:: TEXT EXCERPT ::

In last week’s posting I gave myself a virtual sore throat arguing for the political imperative in poetry. This conviction is rooted in my own experiences: silenced as a child, silenced again in the psychiatric system, I have a deep-rooted belief that as poets we have an obligation to speak out – and that in poetry, we have the perfect vehicle for our voices.

It’s an obligation I feel most acutely when there is a silence to be broken. When people are silenced, for example – by law; by threat of violence; by wilful misinterpretation; by the denial of language, for example – it seems more important than ever that we speak out, on their behalf.

Speech for the speechless. Ventriloquism give us the perfect strategy for achieving this magical act. As poets, we can speak in the voices of those who have no voice. We can give them back their words. We can speak directly from their lives and their perspectives.

Except, of course, we cannot. We can never stop being ourselves. When we speak in the voices of other people, we simply throw our own voices into their mouths. When they talk in our poetry, it is our perspectives, our feelings, our priorities they express.

In effect, we silence them, all over again.

Read this.


The Angry Survivor by Choman Hardi

This is my story, not yours. Not
the government’s to turn into numbers,
charts. Not for women’s use to win hearts
for their cause. Not journalists’
to sensationalize. Not nationalists’ to tell
a simple story. This is my story. Mine.

Long after you turn off your recorder
and return to your calm and peaceful world,
I stay indoors and weep, can’t sleep.
Why don’t people understand?
I am neither hero, nor God,
cannot stand the talk of forgiveness.

:::

▸ **JOB 1**
Rewrite the paragraph of the post on poetry and voice that begins "It's an obligation I feel most acutely" as a short list, keeping its main facts.
▸ **JOB 2**
Extend the post on poetry and voice past its last line.

:: SUPPLIED INFORMATION ::

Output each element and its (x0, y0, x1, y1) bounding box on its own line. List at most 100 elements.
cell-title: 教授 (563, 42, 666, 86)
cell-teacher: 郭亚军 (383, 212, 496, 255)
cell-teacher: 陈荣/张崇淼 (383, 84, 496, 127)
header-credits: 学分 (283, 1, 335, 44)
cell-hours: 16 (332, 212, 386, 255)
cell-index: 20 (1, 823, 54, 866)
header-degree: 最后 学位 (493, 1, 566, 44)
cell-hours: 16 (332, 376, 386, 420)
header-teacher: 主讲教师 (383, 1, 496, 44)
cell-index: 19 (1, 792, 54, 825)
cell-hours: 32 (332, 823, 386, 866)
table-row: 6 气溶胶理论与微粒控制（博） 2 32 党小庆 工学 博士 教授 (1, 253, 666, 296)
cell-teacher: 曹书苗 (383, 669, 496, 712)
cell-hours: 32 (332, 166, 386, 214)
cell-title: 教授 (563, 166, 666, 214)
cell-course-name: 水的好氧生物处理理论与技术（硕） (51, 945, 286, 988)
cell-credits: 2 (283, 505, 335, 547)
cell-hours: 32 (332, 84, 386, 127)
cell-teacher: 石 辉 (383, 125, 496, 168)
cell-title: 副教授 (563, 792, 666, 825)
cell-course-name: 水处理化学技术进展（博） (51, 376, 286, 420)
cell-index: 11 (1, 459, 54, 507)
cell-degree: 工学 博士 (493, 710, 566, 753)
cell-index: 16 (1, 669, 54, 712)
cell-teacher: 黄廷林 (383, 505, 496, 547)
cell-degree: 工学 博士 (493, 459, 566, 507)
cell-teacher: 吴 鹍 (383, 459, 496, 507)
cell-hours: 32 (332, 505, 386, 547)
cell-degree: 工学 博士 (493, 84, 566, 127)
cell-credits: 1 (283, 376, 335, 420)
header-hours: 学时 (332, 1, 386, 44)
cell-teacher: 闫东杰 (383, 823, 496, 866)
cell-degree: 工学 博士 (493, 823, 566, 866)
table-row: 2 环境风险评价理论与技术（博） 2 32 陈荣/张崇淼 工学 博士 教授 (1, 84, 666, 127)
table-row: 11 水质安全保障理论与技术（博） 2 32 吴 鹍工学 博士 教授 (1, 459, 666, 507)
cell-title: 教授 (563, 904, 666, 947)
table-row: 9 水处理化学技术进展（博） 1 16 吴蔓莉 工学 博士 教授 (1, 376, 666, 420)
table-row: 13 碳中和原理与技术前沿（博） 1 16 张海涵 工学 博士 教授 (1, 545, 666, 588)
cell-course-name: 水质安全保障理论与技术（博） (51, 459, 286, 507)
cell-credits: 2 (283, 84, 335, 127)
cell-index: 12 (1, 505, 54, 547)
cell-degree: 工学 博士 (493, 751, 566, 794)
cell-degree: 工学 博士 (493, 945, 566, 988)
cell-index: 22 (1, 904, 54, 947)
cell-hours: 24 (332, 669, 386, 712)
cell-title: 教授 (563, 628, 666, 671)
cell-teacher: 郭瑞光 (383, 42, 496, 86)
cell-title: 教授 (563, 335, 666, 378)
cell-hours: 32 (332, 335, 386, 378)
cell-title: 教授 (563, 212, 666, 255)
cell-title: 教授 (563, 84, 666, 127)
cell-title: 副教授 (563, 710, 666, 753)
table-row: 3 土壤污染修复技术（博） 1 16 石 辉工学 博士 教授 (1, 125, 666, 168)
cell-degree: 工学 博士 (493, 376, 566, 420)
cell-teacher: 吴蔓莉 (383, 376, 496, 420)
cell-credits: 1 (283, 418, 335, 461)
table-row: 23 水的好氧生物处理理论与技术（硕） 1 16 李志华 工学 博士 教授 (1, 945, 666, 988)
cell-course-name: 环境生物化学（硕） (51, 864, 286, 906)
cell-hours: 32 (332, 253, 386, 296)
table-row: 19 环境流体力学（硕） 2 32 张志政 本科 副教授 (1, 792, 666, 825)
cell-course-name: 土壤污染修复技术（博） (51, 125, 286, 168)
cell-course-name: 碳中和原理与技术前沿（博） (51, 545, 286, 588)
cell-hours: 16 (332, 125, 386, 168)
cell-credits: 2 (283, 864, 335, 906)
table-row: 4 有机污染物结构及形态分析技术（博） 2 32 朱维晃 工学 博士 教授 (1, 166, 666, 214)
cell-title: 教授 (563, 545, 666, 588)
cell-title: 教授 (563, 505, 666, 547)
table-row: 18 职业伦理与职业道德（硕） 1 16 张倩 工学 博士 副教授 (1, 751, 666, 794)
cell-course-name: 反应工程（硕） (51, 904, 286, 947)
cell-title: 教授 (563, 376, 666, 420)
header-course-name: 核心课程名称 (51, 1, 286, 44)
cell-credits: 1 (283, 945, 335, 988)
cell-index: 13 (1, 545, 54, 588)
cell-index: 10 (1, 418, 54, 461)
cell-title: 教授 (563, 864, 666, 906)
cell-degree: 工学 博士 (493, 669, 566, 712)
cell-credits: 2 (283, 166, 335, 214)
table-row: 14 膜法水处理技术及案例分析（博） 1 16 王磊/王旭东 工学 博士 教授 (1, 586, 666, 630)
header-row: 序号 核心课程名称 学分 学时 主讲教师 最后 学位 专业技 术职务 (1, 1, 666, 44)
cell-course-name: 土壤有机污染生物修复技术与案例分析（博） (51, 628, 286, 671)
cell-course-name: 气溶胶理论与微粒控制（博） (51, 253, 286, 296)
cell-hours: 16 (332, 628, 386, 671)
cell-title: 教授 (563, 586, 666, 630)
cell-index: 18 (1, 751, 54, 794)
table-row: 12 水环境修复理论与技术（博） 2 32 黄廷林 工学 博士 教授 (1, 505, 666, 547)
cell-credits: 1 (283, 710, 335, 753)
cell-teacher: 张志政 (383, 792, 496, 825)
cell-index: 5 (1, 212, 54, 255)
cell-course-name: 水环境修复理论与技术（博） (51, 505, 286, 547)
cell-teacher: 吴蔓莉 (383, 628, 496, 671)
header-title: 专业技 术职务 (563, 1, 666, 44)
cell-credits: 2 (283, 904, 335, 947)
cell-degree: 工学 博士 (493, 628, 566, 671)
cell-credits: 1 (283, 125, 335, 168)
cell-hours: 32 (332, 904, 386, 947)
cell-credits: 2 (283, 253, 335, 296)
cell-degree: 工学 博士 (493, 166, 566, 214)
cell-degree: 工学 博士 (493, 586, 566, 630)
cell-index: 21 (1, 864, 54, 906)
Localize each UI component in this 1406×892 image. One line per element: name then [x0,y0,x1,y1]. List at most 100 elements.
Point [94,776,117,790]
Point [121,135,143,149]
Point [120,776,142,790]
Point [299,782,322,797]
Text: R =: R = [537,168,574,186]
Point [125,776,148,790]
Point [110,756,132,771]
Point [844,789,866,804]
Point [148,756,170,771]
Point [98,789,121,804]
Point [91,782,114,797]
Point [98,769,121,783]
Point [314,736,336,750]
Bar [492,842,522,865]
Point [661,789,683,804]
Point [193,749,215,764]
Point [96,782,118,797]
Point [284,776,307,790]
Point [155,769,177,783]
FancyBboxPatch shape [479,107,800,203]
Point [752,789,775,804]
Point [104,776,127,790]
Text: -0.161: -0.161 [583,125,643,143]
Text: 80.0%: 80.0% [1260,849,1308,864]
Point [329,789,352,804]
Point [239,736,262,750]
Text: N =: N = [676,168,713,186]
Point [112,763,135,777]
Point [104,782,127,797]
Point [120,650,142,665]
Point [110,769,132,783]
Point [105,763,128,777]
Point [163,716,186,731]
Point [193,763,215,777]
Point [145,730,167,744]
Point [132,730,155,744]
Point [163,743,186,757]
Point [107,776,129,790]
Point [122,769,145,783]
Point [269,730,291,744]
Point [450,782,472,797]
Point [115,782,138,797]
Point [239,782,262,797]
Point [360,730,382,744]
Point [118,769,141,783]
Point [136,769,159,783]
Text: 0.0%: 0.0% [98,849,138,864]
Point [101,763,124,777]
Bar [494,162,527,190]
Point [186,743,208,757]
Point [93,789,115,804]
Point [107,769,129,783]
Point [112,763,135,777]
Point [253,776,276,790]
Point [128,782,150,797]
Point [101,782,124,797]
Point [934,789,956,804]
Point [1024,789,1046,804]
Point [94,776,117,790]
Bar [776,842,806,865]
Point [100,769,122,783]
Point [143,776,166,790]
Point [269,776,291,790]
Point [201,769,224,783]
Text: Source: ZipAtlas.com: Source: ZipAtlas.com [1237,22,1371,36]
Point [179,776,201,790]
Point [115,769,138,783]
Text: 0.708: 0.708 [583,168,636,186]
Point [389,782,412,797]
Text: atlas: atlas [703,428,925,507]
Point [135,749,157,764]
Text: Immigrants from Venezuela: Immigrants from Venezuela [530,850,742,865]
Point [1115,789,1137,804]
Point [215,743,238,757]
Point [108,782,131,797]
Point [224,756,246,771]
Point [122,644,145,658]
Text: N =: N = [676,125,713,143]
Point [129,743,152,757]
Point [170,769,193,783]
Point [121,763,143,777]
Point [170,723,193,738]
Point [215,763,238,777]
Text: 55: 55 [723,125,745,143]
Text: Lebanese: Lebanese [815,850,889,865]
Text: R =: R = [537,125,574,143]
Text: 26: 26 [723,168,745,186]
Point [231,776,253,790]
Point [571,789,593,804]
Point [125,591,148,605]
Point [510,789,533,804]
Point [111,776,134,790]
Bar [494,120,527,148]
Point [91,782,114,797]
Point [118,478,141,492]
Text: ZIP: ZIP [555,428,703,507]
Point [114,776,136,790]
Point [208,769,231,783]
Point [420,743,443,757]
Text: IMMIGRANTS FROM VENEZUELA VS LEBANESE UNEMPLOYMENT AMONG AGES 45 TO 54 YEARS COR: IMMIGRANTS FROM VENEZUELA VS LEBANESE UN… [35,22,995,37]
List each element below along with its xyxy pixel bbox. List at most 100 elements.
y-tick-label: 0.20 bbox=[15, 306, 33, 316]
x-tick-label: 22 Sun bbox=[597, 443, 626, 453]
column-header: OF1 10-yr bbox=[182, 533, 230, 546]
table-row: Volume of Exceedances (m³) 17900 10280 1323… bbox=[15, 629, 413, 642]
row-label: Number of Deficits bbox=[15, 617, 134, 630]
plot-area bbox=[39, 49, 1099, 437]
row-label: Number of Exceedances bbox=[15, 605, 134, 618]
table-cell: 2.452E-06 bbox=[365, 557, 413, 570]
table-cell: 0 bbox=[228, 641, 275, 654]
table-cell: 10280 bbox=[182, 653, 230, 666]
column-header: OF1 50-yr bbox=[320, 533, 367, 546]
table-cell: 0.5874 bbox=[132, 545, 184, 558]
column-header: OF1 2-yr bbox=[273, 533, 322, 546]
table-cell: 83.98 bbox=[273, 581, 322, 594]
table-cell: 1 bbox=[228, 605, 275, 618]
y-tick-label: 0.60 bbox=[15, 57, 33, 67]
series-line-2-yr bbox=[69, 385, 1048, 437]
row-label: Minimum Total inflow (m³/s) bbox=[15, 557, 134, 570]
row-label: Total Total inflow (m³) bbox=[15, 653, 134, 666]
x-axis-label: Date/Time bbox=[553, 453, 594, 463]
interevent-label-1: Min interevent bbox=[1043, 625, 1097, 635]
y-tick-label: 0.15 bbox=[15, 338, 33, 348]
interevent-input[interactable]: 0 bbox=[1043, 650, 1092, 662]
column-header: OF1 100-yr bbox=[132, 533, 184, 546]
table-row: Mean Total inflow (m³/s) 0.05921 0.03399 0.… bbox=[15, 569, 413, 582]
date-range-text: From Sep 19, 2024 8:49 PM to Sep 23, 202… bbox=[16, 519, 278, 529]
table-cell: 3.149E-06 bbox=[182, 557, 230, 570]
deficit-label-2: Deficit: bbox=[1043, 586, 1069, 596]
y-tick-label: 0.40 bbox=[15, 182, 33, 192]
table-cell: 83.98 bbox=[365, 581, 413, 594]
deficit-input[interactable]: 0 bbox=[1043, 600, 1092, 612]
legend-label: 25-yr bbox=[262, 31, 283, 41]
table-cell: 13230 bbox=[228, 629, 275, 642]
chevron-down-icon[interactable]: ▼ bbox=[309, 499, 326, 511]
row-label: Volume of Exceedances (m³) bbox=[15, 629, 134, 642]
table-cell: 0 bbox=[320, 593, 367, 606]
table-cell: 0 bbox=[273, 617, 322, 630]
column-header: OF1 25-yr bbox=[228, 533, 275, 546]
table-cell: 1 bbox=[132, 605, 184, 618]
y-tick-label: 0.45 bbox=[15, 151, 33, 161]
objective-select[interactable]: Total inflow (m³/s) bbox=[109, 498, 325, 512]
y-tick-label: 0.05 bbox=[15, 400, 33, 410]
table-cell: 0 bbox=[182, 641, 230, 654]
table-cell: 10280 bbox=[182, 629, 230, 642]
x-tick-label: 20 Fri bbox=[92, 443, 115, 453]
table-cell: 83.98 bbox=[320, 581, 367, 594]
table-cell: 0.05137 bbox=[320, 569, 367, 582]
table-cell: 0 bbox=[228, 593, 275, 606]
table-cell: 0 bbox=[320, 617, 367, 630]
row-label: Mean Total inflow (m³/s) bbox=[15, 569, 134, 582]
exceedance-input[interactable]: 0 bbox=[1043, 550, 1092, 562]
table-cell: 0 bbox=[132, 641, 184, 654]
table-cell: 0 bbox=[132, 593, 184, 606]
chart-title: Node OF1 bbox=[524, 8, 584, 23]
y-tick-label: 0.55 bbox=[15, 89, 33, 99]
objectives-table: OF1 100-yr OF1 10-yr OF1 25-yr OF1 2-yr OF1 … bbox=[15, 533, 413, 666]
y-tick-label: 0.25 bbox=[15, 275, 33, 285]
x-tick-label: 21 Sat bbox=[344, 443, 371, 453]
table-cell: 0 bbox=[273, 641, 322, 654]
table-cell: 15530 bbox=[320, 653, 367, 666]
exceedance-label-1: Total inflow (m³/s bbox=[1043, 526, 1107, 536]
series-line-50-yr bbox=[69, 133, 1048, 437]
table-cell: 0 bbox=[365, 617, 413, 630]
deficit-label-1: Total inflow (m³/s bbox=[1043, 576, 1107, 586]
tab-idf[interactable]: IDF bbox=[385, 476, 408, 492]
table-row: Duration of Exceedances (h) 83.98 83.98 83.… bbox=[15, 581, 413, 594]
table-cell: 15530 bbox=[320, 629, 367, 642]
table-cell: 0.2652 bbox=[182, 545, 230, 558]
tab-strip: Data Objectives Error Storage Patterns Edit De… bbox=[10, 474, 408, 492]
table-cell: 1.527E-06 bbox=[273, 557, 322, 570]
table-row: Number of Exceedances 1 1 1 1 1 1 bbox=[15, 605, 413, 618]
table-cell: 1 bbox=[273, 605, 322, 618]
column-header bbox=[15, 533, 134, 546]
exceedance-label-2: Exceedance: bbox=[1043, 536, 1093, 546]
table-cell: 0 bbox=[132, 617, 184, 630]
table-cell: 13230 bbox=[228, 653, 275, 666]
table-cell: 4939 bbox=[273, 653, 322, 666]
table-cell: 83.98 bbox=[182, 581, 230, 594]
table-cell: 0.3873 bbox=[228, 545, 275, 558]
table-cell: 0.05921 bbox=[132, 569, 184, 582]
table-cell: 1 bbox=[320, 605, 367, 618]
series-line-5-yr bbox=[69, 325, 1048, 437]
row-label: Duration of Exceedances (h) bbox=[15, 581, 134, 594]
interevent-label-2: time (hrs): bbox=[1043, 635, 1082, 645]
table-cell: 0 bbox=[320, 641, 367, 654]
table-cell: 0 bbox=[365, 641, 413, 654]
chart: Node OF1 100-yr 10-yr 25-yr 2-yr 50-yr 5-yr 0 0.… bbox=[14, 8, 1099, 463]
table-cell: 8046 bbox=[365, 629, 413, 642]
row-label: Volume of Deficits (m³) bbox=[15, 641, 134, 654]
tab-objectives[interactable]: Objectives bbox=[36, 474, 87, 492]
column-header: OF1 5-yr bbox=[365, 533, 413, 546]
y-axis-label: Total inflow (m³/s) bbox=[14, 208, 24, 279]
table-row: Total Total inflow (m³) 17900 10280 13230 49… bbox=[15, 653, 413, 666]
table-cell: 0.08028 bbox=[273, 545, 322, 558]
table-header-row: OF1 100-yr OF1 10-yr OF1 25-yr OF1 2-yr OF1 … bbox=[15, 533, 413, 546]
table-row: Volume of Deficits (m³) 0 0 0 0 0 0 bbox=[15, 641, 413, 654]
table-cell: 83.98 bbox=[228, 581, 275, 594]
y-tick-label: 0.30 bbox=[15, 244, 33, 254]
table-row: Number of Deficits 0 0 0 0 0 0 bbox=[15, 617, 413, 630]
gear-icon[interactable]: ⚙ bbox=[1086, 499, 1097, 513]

:::

▸ **EXERCISE ANSWER 1**
- The obligation to speak out is felt most when a silence needs breaking.
- People can be silenced by law, by threat of violence, by wilful misinterpretation, or by the denial of language.
- When that happens, speaking out on their behalf matters more than ever.

▸ **EXERCISE ANSWER 2**
For years I went to every wake. Wept
at every man’s funeral. Kept asking: Why?
Now I just endure the days, for sure,
by planting cucumbers which you
interrupted, by believing in another world
where things can be put right.

Spare me your despair and understanding,
the best you can do is to leave me.
As for the record, I don’t care about that.
Take history with you and go. Don’t come
here again, I just don’t want to know.

I am fed up with documentations of my grief
with journalists asking me to sing a lullaby
for my dead children so they can broadcast it
during comemoration or use it as propaganda
during elections. I am fed up with women.


Written directly from her own identity as a Kurdish woman forced into exile by Saddam Hussein’s murderous regime; Hardi’s work is at once passionately political and searingly personal. In her recent collection “Considering the Women”, the Anfal Sequence is spoken directly in the voices of survivors of the genocide of the Kurdish people. Described by Moniza Alvi as “poetry of international significance”, it is remarkable in every conceivable way.

This all brings us to this month’s CAMPUS Debate:

When we speak in other people’s voices, do we give them voice?

When poets speak in the first person about lives, experiences and feelings which are not their own, they are engaging in a form of theft or colonisation? When driven by an imperative to give voice to the voiceless, is what we achieve an act of ventriloquism, or another level of silencing, in which the poet’s perspectives and limited experiences are represented as those of the subject?

Choman Hardi is one of the few poets who directly and consciously engages with the substance of this question: when we speak in other people’s voices, do we give them voice? Or do we take it away from them?

This evening, I’m delighted that via the magic of the Internet, that I’m able to invite Choman Hardi to join me from her home in Sulimanayah, Iraq, for a live chat on CAMPUS; to explore how she meets these forces and tensions in her work. We’ll publish the finished transcript on the CAMPUS blog next week.

But before that, to set the mood, I’d like to invite you all to join in the conversation and offer the opportunity to contribute to this debate by posting your responses below. As a poets and storytellers, where do you draw the line between invocation and extortion? When is assuming a voice other than your own reasonable, and when is it not? When should we speak on behalf of others, and when should we question the conditions and perpetrators of their silence?

It would be great to hear from as many of you as possible. If there’s one thing that we can agree on, is that all our voices on this matter should be heard.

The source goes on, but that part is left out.